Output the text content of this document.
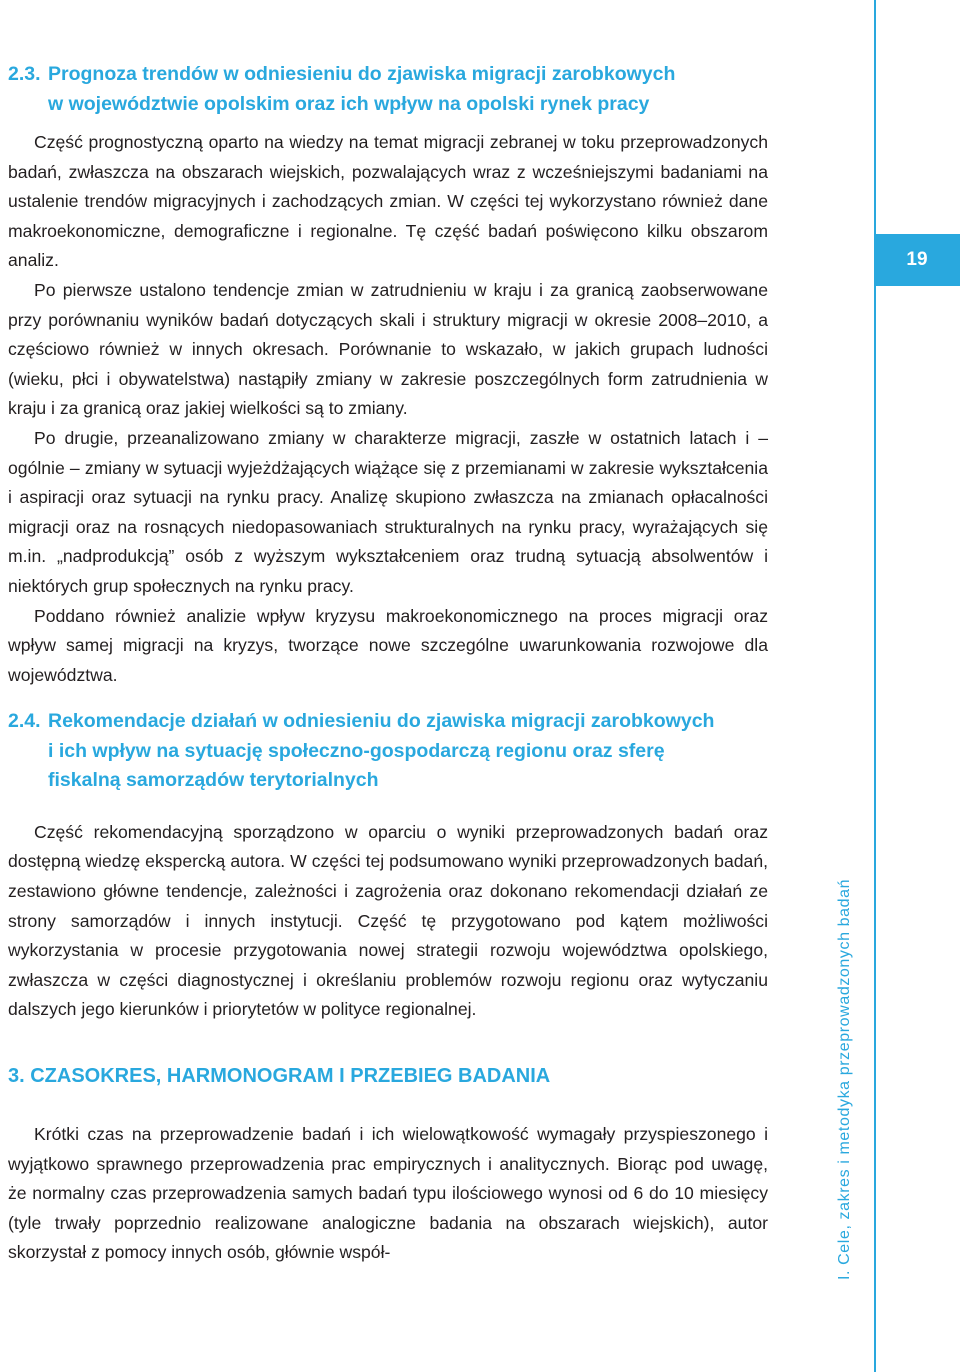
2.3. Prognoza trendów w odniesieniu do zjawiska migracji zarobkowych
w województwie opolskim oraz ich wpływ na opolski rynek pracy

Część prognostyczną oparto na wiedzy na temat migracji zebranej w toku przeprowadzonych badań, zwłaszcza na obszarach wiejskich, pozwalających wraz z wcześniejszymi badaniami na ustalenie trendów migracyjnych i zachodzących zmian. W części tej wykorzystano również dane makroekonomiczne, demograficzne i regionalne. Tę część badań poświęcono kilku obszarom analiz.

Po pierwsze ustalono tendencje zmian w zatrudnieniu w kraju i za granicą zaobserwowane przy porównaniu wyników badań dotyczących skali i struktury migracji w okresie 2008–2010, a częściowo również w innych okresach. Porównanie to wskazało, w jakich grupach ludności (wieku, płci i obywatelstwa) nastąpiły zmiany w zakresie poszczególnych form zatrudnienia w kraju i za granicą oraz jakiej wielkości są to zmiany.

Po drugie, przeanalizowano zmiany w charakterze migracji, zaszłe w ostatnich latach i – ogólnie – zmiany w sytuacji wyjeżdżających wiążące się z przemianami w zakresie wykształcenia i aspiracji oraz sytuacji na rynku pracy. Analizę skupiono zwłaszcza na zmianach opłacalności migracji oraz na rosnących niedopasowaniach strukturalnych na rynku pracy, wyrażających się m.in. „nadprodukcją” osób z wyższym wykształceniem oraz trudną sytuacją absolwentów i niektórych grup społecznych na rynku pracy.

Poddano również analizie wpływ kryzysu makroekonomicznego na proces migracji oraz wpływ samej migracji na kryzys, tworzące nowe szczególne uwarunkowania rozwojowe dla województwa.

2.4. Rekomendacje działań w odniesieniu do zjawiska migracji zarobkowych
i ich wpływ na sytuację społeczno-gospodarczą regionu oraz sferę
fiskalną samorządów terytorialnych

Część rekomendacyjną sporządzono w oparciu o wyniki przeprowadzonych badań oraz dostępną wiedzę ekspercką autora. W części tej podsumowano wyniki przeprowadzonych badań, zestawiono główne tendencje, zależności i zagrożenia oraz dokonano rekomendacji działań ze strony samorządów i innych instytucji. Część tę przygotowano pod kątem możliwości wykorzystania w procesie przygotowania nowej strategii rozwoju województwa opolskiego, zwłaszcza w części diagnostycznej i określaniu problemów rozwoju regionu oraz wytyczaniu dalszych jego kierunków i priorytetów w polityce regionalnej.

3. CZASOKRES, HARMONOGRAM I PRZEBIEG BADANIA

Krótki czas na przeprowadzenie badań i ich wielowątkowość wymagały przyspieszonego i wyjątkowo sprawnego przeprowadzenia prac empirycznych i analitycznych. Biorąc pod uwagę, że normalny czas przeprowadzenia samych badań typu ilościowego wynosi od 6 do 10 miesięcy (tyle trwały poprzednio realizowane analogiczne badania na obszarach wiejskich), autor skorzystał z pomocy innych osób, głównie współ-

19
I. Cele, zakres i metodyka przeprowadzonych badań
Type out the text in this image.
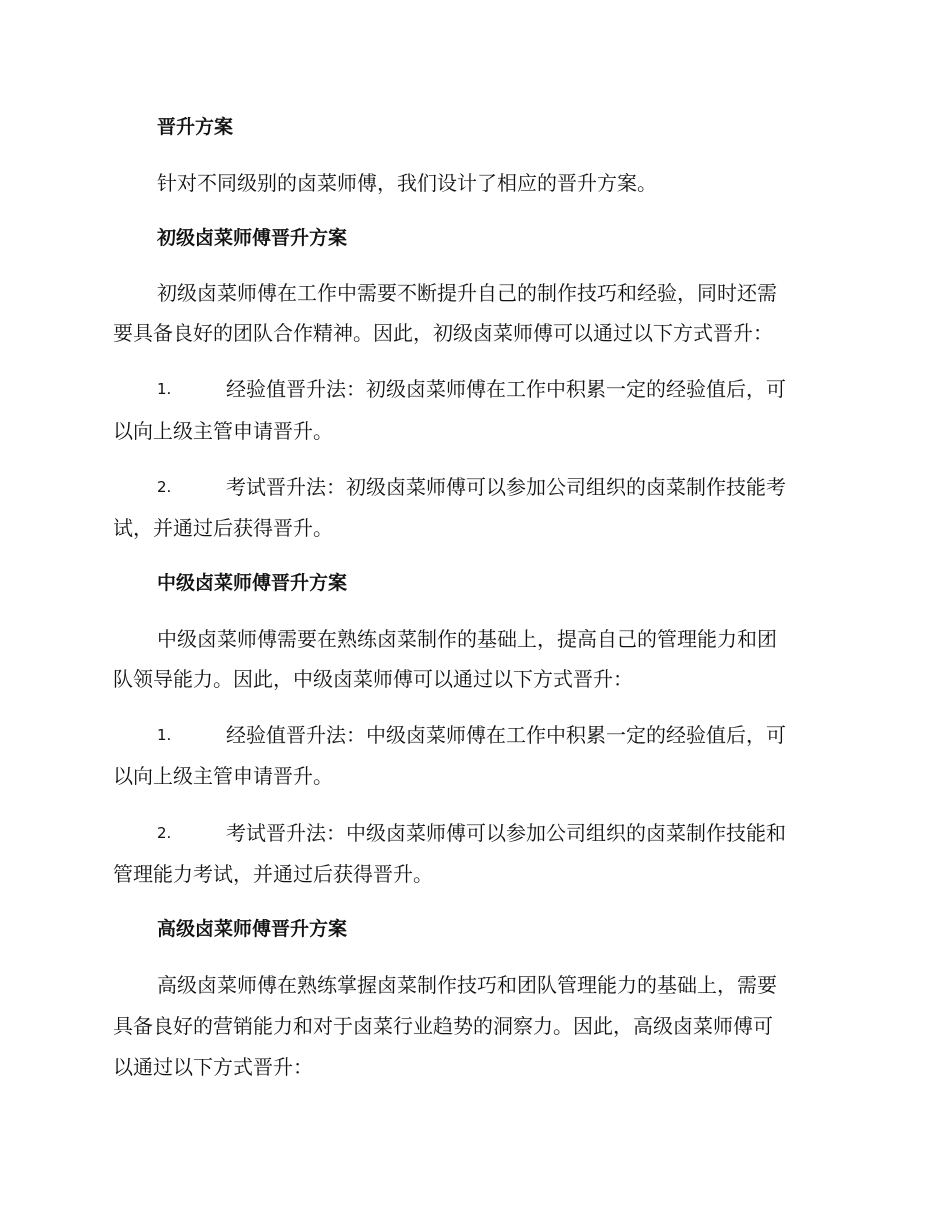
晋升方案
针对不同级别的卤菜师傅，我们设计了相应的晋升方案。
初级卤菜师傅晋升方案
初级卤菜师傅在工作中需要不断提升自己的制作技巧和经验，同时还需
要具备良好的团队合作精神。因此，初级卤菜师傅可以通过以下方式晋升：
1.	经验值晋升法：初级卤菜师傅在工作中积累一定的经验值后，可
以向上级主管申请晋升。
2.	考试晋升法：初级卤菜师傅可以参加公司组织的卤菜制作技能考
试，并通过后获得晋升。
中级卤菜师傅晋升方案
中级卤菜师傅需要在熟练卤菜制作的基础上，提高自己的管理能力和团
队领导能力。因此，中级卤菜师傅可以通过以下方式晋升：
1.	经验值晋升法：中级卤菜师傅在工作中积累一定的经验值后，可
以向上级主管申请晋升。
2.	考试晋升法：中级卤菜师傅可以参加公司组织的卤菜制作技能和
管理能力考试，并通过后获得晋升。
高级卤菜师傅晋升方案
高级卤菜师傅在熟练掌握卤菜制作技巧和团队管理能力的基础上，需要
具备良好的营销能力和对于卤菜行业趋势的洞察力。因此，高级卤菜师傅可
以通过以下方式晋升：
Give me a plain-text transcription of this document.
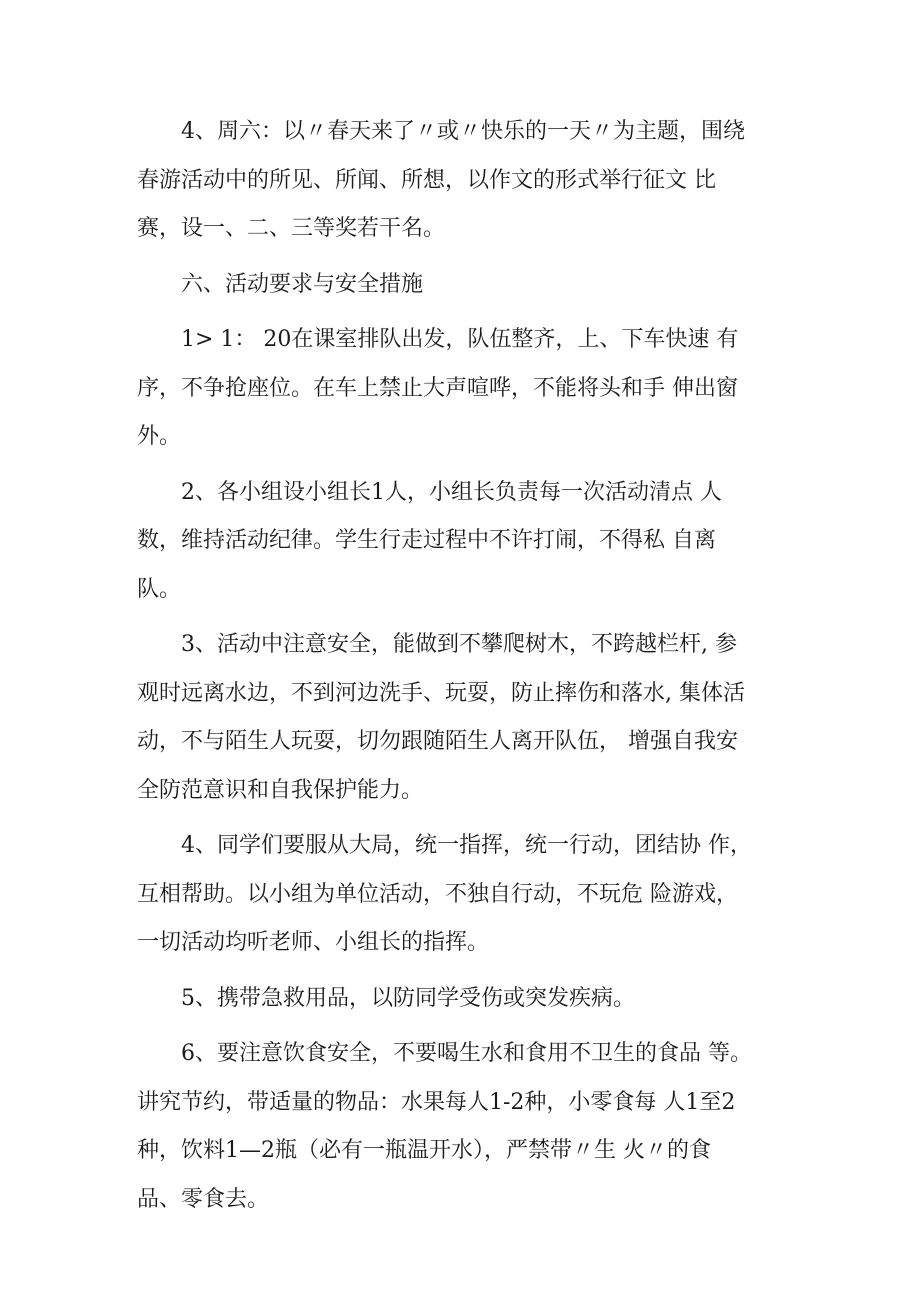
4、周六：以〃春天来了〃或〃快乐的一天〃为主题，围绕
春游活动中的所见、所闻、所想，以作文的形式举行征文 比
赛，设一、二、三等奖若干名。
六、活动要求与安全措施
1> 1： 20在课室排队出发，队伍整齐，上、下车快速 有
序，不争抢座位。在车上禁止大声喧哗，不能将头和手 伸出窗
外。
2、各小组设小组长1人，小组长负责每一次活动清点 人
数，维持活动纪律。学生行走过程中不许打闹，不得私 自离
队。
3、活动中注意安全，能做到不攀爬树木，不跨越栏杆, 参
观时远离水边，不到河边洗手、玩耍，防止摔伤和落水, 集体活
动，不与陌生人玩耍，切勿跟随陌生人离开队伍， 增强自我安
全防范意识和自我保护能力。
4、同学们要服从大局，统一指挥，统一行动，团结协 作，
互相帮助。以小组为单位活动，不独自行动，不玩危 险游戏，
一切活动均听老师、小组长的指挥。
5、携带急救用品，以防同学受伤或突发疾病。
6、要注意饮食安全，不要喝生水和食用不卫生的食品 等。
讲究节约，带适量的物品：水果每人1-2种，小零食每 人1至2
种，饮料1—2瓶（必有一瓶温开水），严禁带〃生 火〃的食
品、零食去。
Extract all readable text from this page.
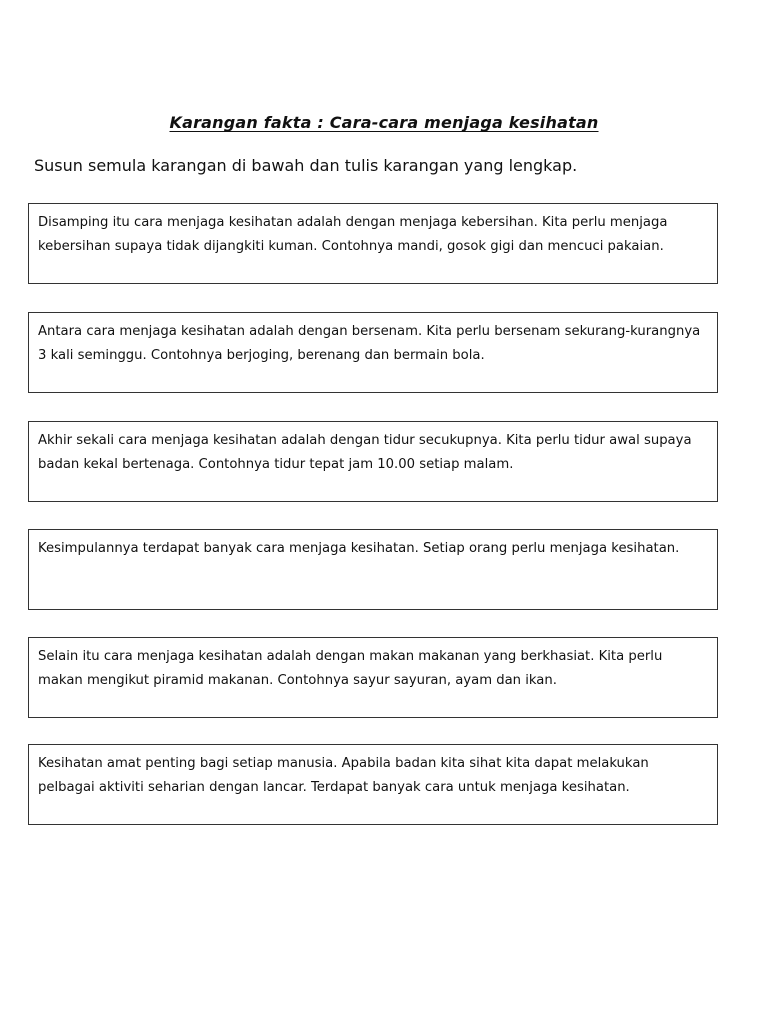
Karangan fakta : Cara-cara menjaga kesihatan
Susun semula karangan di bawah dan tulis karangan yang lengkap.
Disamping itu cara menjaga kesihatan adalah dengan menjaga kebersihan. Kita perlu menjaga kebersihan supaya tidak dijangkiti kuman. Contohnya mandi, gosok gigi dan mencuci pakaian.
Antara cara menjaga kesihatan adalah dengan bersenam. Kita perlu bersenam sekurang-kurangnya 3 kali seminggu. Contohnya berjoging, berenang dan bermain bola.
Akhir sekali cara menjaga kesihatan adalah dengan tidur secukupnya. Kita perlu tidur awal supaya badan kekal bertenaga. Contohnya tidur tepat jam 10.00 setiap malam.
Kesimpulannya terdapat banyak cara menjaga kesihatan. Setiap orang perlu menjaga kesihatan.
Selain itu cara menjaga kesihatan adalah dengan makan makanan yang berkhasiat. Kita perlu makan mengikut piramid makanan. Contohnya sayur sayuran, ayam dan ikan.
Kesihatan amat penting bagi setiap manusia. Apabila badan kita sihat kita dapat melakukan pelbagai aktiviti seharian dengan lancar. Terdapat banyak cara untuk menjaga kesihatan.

- - - -

▸ Short exercise
All of the lines above should be printed exactly, minus the pictures.

▸ Exercise output
Output the text content of this document.
2.3. Prognoza trendów w odniesieniu do zjawiska migracji zarobkowych
w województwie opolskim oraz ich wpływ na opolski rynek pracy

Część prognostyczną oparto na wiedzy na temat migracji zebranej w toku przeprowadzonych badań, zwłaszcza na obszarach wiejskich, pozwalających wraz z wcześniejszymi badaniami na ustalenie trendów migracyjnych i zachodzących zmian. W części tej wykorzystano również dane makroekonomiczne, demograficzne i regionalne. Tę część badań poświęcono kilku obszarom analiz.

Po pierwsze ustalono tendencje zmian w zatrudnieniu w kraju i za granicą zaobserwowane przy porównaniu wyników badań dotyczących skali i struktury migracji w okresie 2008–2010, a częściowo również w innych okresach. Porównanie to wskazało, w jakich grupach ludności (wieku, płci i obywatelstwa) nastąpiły zmiany w zakresie poszczególnych form zatrudnienia w kraju i za granicą oraz jakiej wielkości są to zmiany.

Po drugie, przeanalizowano zmiany w charakterze migracji, zaszłe w ostatnich latach i – ogólnie – zmiany w sytuacji wyjeżdżających wiążące się z przemianami w zakresie wykształcenia i aspiracji oraz sytuacji na rynku pracy. Analizę skupiono zwłaszcza na zmianach opłacalności migracji oraz na rosnących niedopasowaniach strukturalnych na rynku pracy, wyrażających się m.in. „nadprodukcją” osób z wyższym wykształceniem oraz trudną sytuacją absolwentów i niektórych grup społecznych na rynku pracy.

Poddano również analizie wpływ kryzysu makroekonomicznego na proces migracji oraz wpływ samej migracji na kryzys, tworzące nowe szczególne uwarunkowania rozwojowe dla województwa.

2.4. Rekomendacje działań w odniesieniu do zjawiska migracji zarobkowych
i ich wpływ na sytuację społeczno-gospodarczą regionu oraz sferę
fiskalną samorządów terytorialnych

Część rekomendacyjną sporządzono w oparciu o wyniki przeprowadzonych badań oraz dostępną wiedzę ekspercką autora. W części tej podsumowano wyniki przeprowadzonych badań, zestawiono główne tendencje, zależności i zagrożenia oraz dokonano rekomendacji działań ze strony samorządów i innych instytucji. Część tę przygotowano pod kątem możliwości wykorzystania w procesie przygotowania nowej strategii rozwoju województwa opolskiego, zwłaszcza w części diagnostycznej i określaniu problemów rozwoju regionu oraz wytyczaniu dalszych jego kierunków i priorytetów w polityce regionalnej.

3. CZASOKRES, HARMONOGRAM I PRZEBIEG BADANIA

Krótki czas na przeprowadzenie badań i ich wielowątkowość wymagały przyspieszonego i wyjątkowo sprawnego przeprowadzenia prac empirycznych i analitycznych. Biorąc pod uwagę, że normalny czas przeprowadzenia samych badań typu ilościowego wynosi od 6 do 10 miesięcy (tyle trwały poprzednio realizowane analogiczne badania na obszarach wiejskich), autor skorzystał z pomocy innych osób, głównie współ-

19
I. Cele, zakres i metodyka przeprowadzonych badań
Type out the text in this image.
晋升方案
针对不同级别的卤菜师傅，我们设计了相应的晋升方案。
初级卤菜师傅晋升方案
初级卤菜师傅在工作中需要不断提升自己的制作技巧和经验，同时还需
要具备良好的团队合作精神。因此，初级卤菜师傅可以通过以下方式晋升：
1.	经验值晋升法：初级卤菜师傅在工作中积累一定的经验值后，可
以向上级主管申请晋升。
2.	考试晋升法：初级卤菜师傅可以参加公司组织的卤菜制作技能考
试，并通过后获得晋升。
中级卤菜师傅晋升方案
中级卤菜师傅需要在熟练卤菜制作的基础上，提高自己的管理能力和团
队领导能力。因此，中级卤菜师傅可以通过以下方式晋升：
1.	经验值晋升法：中级卤菜师傅在工作中积累一定的经验值后，可
以向上级主管申请晋升。
2.	考试晋升法：中级卤菜师傅可以参加公司组织的卤菜制作技能和
管理能力考试，并通过后获得晋升。
高级卤菜师傅晋升方案
高级卤菜师傅在熟练掌握卤菜制作技巧和团队管理能力的基础上，需要
具备良好的营销能力和对于卤菜行业趋势的洞察力。因此，高级卤菜师傅可
以通过以下方式晋升：
Give me a plain-text transcription of this document.
4、周六：以〃春天来了〃或〃快乐的一天〃为主题，围绕
春游活动中的所见、所闻、所想，以作文的形式举行征文 比
赛，设一、二、三等奖若干名。
六、活动要求与安全措施
1> 1： 20在课室排队出发，队伍整齐，上、下车快速 有
序，不争抢座位。在车上禁止大声喧哗，不能将头和手 伸出窗
外。
2、各小组设小组长1人，小组长负责每一次活动清点 人
数，维持活动纪律。学生行走过程中不许打闹，不得私 自离
队。
3、活动中注意安全，能做到不攀爬树木，不跨越栏杆, 参
观时远离水边，不到河边洗手、玩耍，防止摔伤和落水, 集体活
动，不与陌生人玩耍，切勿跟随陌生人离开队伍， 增强自我安
全防范意识和自我保护能力。
4、同学们要服从大局，统一指挥，统一行动，团结协 作，
互相帮助。以小组为单位活动，不独自行动，不玩危 险游戏，
一切活动均听老师、小组长的指挥。
5、携带急救用品，以防同学受伤或突发疾病。
6、要注意饮食安全，不要喝生水和食用不卫生的食品 等。
讲究节约，带适量的物品：水果每人1-2种，小零食每 人1至2
种，饮料1—2瓶（必有一瓶温开水），严禁带〃生 火〃的食
品、零食去。
Extract all readable text from this page.
Karangan fakta : Cara-cara menjaga kesihatan
Susun semula karangan di bawah dan tulis karangan yang lengkap.
Disamping itu cara menjaga kesihatan adalah dengan menjaga kebersihan. Kita perlu menjaga kebersihan supaya tidak dijangkiti kuman. Contohnya mandi, gosok gigi dan mencuci pakaian.
Antara cara menjaga kesihatan adalah dengan bersenam. Kita perlu bersenam sekurang-kurangnya 3 kali seminggu. Contohnya berjoging, berenang dan bermain bola.
Akhir sekali cara menjaga kesihatan adalah dengan tidur secukupnya. Kita perlu tidur awal supaya badan kekal bertenaga. Contohnya tidur tepat jam 10.00 setiap malam.
Kesimpulannya terdapat banyak cara menjaga kesihatan. Setiap orang perlu menjaga kesihatan.
Selain itu cara menjaga kesihatan adalah dengan makan makanan yang berkhasiat. Kita perlu makan mengikut piramid makanan. Contohnya sayur sayuran, ayam dan ikan.
Kesihatan amat penting bagi setiap manusia. Apabila badan kita sihat kita dapat melakukan pelbagai aktiviti seharian dengan lancar. Terdapat banyak cara untuk menjaga kesihatan.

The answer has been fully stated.